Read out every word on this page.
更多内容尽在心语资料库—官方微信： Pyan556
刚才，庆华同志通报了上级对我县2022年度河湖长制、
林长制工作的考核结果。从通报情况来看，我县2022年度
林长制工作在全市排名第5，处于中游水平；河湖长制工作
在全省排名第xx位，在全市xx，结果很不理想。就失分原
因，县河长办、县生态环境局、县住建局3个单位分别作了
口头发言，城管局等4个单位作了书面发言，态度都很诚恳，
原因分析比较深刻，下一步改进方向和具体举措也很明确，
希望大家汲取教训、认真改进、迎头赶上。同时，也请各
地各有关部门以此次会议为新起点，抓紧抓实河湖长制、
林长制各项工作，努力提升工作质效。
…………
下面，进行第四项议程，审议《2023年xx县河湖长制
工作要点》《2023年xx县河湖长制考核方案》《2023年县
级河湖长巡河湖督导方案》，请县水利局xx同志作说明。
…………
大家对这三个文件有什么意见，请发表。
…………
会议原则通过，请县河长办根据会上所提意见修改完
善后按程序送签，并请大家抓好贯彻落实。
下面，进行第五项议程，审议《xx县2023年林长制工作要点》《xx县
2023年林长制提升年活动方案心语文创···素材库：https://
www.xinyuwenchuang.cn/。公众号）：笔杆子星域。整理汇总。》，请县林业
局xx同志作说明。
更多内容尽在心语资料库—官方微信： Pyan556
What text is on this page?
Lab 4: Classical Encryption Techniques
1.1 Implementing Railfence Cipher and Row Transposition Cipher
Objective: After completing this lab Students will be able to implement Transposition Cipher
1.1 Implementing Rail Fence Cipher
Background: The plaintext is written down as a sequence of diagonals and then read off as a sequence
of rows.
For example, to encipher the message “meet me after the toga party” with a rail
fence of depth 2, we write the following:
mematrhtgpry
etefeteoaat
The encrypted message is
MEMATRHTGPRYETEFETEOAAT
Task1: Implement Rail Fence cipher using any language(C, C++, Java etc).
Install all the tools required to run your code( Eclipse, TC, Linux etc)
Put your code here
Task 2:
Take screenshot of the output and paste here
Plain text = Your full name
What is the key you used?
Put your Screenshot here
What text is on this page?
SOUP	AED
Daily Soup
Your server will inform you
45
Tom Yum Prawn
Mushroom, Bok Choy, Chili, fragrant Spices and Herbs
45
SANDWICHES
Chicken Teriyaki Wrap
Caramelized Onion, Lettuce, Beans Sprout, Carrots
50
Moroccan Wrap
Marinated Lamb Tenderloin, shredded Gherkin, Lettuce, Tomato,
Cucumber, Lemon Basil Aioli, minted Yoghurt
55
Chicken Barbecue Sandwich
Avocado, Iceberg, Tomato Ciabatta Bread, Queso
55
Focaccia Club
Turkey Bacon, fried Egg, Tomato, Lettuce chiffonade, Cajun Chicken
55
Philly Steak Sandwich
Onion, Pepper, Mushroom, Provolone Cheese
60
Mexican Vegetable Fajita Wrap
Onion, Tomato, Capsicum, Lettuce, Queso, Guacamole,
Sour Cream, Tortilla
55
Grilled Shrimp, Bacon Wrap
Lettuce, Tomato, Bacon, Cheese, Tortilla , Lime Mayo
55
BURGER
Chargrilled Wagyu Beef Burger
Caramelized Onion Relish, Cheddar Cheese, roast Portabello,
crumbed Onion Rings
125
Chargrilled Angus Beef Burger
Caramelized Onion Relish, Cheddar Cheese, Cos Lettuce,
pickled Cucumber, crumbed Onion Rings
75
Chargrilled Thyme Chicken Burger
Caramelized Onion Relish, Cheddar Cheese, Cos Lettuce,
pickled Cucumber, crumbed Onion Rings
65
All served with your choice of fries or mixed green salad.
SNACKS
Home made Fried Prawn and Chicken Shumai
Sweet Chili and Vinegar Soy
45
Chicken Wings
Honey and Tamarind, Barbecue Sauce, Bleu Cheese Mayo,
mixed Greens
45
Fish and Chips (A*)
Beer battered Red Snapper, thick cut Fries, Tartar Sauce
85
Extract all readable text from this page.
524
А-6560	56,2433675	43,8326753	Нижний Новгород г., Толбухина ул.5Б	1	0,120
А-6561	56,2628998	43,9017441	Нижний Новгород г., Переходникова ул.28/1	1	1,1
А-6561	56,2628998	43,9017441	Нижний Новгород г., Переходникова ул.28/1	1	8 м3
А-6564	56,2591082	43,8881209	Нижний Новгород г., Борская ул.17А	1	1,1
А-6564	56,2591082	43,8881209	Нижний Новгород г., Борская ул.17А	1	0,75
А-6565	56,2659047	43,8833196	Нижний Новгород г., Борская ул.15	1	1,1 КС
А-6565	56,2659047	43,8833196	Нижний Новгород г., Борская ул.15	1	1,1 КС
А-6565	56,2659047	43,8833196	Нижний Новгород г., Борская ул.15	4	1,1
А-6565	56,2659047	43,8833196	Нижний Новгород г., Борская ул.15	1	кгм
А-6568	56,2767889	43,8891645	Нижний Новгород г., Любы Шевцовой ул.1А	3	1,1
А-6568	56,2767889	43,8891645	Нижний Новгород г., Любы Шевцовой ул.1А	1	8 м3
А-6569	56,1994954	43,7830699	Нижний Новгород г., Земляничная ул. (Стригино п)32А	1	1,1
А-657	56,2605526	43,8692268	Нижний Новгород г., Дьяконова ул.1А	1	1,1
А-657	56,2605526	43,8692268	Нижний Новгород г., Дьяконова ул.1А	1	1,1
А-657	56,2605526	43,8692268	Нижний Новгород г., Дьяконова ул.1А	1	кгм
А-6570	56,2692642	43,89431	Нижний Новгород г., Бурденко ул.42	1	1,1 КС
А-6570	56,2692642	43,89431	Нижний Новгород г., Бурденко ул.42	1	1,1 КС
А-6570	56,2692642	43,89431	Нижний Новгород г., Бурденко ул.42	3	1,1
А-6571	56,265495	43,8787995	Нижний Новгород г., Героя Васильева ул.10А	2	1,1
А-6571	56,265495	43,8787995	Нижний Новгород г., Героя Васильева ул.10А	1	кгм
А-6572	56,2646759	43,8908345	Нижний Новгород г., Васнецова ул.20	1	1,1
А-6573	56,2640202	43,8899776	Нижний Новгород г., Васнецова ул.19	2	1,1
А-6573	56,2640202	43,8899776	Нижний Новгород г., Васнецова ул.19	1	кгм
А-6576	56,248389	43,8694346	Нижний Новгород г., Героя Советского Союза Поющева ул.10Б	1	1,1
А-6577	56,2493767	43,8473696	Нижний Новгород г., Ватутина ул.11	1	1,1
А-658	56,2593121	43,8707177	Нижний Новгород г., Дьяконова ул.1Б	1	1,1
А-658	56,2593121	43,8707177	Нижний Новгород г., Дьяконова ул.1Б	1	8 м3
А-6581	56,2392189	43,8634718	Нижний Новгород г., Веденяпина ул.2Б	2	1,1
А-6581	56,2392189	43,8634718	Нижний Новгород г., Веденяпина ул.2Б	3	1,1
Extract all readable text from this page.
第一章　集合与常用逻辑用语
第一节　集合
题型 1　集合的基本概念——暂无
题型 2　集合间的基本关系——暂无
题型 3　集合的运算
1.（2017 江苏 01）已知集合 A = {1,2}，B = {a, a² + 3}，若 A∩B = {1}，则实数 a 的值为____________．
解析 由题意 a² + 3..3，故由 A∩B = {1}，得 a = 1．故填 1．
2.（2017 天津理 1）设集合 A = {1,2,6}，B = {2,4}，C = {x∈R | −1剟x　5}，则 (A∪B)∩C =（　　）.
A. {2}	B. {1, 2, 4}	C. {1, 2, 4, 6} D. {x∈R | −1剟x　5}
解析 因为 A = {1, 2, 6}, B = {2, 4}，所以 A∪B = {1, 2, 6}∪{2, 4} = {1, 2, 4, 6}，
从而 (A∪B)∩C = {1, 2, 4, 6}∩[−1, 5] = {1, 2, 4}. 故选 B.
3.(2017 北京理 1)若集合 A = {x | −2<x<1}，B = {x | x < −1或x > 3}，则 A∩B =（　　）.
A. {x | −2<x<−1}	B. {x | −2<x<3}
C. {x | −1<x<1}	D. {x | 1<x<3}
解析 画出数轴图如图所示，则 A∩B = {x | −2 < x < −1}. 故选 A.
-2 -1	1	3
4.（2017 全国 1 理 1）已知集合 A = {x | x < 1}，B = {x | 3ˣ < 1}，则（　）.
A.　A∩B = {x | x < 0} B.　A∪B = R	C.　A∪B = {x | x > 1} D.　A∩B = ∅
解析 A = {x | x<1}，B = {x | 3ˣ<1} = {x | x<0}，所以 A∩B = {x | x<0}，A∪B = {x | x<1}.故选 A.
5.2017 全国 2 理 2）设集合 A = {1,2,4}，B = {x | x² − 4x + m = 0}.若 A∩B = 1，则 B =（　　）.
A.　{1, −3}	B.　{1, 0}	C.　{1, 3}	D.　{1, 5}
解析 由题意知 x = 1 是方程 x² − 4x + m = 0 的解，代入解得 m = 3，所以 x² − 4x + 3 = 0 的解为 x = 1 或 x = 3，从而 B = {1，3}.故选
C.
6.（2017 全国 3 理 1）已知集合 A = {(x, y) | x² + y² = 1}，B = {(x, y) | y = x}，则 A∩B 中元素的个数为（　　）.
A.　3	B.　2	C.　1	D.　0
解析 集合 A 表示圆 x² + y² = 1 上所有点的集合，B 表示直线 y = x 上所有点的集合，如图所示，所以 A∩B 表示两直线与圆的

INSTRUCTION ▸ How many lines of the listing above include the word "Cheese"? Reply with the number alone.

RESPONSE BELOW ▸ 6